**Problem details**. Check every line below for the string "Response", and copy the lines that contain it.
##########
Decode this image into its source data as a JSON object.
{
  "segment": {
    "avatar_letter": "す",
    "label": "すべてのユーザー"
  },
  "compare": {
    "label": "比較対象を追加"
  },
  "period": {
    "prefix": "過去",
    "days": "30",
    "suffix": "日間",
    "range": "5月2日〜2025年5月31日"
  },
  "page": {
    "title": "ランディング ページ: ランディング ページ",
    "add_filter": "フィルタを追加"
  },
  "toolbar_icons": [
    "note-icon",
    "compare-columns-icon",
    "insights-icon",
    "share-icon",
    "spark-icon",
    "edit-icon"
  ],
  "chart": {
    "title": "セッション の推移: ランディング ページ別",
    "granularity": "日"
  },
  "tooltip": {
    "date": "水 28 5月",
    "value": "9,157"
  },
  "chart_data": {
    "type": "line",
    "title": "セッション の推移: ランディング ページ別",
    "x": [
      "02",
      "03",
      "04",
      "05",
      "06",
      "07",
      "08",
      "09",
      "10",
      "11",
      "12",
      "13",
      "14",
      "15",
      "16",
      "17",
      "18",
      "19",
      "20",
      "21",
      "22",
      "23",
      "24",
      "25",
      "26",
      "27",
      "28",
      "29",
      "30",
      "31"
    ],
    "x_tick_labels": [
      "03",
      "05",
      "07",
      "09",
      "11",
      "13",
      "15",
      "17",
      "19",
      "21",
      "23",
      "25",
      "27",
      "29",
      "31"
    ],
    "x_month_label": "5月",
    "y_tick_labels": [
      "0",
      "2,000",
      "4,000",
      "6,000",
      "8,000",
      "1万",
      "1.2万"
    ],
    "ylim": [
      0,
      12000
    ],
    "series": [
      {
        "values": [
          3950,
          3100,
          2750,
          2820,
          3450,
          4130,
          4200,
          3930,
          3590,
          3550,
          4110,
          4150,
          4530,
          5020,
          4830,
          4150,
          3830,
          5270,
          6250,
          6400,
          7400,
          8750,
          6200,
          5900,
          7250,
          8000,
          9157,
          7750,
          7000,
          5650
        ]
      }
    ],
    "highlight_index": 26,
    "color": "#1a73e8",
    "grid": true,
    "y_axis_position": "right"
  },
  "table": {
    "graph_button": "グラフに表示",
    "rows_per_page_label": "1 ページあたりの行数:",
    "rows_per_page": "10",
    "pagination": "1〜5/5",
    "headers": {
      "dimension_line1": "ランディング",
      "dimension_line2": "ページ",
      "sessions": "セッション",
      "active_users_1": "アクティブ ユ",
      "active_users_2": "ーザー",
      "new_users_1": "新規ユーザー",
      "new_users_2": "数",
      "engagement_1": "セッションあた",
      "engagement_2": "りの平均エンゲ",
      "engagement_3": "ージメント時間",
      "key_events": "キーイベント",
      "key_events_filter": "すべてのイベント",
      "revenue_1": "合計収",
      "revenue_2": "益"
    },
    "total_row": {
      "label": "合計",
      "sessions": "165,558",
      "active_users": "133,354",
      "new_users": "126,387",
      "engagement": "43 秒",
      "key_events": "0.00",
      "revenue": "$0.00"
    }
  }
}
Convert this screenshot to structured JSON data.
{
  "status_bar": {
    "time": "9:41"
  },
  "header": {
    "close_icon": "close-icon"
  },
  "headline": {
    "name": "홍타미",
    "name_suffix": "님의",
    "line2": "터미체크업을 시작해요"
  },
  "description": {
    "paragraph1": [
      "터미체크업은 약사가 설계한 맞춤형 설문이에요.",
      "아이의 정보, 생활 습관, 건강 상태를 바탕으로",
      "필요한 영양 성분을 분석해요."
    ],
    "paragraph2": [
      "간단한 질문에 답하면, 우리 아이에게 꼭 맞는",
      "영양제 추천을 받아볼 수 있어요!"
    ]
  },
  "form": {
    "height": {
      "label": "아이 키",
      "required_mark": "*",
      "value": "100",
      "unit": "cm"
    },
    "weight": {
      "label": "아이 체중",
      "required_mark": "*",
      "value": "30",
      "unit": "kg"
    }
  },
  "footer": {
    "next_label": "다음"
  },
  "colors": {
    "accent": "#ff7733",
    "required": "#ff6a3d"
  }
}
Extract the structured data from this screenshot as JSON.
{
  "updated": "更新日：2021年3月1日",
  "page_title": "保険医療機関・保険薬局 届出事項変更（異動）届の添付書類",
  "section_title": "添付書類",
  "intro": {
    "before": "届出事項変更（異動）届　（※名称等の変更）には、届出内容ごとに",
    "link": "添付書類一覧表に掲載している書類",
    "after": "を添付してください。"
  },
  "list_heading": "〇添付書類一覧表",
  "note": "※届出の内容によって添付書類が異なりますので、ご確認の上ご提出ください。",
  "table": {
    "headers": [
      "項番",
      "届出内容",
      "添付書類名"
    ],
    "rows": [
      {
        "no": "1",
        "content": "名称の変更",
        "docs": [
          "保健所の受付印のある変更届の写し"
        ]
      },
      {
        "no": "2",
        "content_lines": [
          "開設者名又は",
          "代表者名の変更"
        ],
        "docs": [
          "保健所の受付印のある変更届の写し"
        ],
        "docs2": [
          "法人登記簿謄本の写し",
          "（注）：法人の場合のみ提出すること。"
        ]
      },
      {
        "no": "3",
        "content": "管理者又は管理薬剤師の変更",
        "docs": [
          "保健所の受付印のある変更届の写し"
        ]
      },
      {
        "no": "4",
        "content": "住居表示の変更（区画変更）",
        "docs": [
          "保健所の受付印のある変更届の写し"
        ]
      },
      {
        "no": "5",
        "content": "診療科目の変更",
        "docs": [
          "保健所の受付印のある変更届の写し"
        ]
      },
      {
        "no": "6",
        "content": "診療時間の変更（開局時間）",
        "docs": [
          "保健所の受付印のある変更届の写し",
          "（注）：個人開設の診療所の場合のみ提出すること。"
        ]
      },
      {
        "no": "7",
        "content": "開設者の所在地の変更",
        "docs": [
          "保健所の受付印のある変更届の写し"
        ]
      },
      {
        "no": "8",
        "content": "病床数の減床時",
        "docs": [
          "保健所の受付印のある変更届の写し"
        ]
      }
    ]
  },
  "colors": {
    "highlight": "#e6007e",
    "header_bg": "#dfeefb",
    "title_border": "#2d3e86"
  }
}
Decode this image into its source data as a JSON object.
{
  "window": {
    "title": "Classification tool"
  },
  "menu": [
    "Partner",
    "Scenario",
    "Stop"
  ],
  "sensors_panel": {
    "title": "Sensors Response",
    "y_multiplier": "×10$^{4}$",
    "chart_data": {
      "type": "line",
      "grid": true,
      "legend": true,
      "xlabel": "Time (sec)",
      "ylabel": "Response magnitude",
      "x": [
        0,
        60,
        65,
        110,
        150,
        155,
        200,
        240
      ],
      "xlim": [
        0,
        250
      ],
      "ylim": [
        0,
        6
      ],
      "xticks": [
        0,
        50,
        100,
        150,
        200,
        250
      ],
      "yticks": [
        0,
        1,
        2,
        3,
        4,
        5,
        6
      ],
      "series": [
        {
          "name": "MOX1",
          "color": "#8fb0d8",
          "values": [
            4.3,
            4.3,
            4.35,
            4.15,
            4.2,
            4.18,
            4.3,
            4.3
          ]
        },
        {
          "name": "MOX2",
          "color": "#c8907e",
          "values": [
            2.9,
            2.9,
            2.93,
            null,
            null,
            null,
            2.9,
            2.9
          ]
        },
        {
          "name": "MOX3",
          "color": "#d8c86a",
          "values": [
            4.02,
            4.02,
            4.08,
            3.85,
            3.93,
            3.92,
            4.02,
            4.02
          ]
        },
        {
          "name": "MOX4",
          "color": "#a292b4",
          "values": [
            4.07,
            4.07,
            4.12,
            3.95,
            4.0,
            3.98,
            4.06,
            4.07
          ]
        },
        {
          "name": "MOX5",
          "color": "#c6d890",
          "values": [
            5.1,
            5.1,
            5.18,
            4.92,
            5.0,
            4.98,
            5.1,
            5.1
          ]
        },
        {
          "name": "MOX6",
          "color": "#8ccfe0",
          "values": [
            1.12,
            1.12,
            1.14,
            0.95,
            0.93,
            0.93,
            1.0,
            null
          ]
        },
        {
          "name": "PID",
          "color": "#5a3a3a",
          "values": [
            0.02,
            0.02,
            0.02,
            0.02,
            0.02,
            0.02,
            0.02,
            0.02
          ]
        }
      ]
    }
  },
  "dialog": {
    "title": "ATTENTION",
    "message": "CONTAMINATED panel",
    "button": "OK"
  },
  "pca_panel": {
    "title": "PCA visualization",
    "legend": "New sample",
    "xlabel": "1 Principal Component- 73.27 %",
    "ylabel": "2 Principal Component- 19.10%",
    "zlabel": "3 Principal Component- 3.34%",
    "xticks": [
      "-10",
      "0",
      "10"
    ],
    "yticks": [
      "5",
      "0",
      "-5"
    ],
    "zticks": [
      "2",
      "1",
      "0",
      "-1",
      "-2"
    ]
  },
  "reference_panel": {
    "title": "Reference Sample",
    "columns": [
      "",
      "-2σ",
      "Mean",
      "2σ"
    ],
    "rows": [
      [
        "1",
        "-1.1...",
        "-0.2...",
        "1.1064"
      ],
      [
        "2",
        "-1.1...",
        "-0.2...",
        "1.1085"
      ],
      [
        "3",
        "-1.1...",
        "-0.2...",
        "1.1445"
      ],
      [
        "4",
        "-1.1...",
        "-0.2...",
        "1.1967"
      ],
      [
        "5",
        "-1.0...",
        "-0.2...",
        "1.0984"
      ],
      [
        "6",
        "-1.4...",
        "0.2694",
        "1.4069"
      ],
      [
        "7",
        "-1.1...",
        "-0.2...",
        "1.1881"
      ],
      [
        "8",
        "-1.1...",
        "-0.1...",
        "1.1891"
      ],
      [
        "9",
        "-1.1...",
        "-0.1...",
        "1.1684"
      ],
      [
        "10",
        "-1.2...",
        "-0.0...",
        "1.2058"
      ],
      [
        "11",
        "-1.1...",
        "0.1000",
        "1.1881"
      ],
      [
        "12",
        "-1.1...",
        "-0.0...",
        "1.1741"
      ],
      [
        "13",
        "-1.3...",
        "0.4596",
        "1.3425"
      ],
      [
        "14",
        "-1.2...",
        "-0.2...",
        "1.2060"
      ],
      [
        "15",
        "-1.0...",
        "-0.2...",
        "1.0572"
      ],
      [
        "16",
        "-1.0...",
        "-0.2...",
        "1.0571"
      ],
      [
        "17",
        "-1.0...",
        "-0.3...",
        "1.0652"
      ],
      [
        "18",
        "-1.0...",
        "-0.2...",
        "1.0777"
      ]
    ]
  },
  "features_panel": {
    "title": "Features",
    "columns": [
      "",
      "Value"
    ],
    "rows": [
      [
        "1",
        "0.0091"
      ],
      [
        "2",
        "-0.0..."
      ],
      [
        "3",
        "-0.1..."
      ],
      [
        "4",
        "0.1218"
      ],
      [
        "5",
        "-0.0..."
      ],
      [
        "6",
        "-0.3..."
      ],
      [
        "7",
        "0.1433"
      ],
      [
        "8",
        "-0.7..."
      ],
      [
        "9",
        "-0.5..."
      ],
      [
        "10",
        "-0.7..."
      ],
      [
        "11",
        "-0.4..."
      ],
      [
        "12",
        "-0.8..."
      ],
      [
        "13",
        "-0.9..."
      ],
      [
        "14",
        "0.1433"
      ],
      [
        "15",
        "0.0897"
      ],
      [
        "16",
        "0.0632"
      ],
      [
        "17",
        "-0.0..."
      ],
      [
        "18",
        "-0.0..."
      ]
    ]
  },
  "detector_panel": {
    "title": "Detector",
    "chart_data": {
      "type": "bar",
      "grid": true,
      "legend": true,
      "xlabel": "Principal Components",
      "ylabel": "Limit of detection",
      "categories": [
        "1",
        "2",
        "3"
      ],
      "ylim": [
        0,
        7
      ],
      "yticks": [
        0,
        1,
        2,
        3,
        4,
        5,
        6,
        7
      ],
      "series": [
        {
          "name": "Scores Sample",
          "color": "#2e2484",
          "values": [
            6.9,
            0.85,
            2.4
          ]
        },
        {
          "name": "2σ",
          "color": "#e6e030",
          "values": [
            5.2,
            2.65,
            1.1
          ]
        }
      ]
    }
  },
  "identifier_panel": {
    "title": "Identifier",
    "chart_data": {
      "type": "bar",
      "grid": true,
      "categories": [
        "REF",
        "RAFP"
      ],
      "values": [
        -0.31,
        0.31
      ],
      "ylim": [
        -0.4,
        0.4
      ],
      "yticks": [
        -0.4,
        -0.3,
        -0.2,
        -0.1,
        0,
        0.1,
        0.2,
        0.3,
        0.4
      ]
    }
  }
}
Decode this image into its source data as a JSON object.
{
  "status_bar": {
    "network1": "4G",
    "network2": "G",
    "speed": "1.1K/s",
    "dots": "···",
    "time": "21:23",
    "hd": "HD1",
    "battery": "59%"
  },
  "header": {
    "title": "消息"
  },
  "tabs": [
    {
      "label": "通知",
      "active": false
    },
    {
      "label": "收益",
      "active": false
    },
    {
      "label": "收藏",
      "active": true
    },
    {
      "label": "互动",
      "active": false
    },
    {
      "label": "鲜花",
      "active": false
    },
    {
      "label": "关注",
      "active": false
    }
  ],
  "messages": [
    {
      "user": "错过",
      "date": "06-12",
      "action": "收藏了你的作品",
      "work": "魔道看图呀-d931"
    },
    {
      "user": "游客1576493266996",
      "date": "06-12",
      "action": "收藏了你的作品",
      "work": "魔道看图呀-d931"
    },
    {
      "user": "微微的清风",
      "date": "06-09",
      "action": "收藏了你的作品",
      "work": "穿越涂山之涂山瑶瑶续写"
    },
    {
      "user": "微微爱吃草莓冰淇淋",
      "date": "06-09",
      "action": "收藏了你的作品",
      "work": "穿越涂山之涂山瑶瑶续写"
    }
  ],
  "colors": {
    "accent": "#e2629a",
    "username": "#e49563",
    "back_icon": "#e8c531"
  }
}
##########
**The result**.
    "title": "Sensors Response",
      "ylabel": "Response magnitude",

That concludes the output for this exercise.